## SET PROBLEM
Write out all of the entries exactly, please.

[start of DATA SHOWN]

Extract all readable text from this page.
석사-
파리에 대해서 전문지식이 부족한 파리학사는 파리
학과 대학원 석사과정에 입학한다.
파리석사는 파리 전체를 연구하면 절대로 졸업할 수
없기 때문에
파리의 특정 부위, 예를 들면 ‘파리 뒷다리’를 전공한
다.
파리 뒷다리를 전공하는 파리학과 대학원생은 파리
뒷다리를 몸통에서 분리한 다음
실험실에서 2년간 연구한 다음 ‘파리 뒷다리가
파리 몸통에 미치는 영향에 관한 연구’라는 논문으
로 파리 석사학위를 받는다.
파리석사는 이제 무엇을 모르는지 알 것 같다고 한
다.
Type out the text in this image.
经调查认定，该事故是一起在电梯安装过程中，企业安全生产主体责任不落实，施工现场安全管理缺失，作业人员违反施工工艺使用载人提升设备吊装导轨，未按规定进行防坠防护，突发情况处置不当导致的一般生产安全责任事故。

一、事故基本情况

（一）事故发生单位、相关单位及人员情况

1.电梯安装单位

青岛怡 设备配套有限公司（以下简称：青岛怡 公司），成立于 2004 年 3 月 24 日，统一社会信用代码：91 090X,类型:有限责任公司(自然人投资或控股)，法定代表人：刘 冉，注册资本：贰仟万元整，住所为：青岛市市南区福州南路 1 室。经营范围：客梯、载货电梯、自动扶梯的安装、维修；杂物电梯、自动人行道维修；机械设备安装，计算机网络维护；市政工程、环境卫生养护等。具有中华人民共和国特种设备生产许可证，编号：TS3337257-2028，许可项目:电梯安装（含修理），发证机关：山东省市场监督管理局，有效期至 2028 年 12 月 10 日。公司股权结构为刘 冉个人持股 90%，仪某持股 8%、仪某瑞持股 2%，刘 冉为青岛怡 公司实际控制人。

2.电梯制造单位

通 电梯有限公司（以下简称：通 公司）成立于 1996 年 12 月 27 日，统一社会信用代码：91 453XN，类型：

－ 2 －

[end of DATA SHOWN]

## ANSWER FOR THE TASK
Extract all readable text from this page.
석사-
파리에 대해서 전문지식이 부족한 파리학사는 파리
학과 대학원 석사과정에 입학한다.
파리석사는 파리 전체를 연구하면 절대로 졸업할 수
없기 때문에
파리의 특정 부위, 예를 들면 ‘파리 뒷다리’를 전공한
다.
파리 뒷다리를 전공하는 파리학과 대학원생은 파리
뒷다리를 몸통에서 분리한 다음
실험실에서 2년간 연구한 다음 ‘파리 뒷다리가
파리 몸통에 미치는 영향에 관한 연구’라는 논문으
로 파리 석사학위를 받는다.
파리석사는 이제 무엇을 모르는지 알 것 같다고 한
다.
Type out the text in this image.
经调查认定，该事故是一起在电梯安装过程中，企业安全生产主体责任不落实，施工现场安全管理缺失，作业人员违反施工工艺使用载人提升设备吊装导轨，未按规定进行防坠防护，突发情况处置不当导致的一般生产安全责任事故。

一、事故基本情况

（一）事故发生单位、相关单位及人员情况

1.电梯安装单位

青岛怡 设备配套有限公司（以下简称：青岛怡 公司），成立于 2004 年 3 月 24 日，统一社会信用代码：91 090X,类型:有限责任公司(自然人投资或控股)，法定代表人：刘 冉，注册资本：贰仟万元整，住所为：青岛市市南区福州南路 1 室。经营范围：客梯、载货电梯、自动扶梯的安装、维修；杂物电梯、自动人行道维修；机械设备安装，计算机网络维护；市政工程、环境卫生养护等。具有中华人民共和国特种设备生产许可证，编号：TS3337257-2028，许可项目:电梯安装（含修理），发证机关：山东省市场监督管理局，有效期至 2028 年 12 月 10 日。公司股权结构为刘 冉个人持股 90%，仪某持股 8%、仪某瑞持股 2%，刘 冉为青岛怡 公司实际控制人。

2.电梯制造单位

通 电梯有限公司（以下简称：通 公司）成立于 1996 年 12 月 27 日，统一社会信用代码：91 453XN，类型：

－ 2 －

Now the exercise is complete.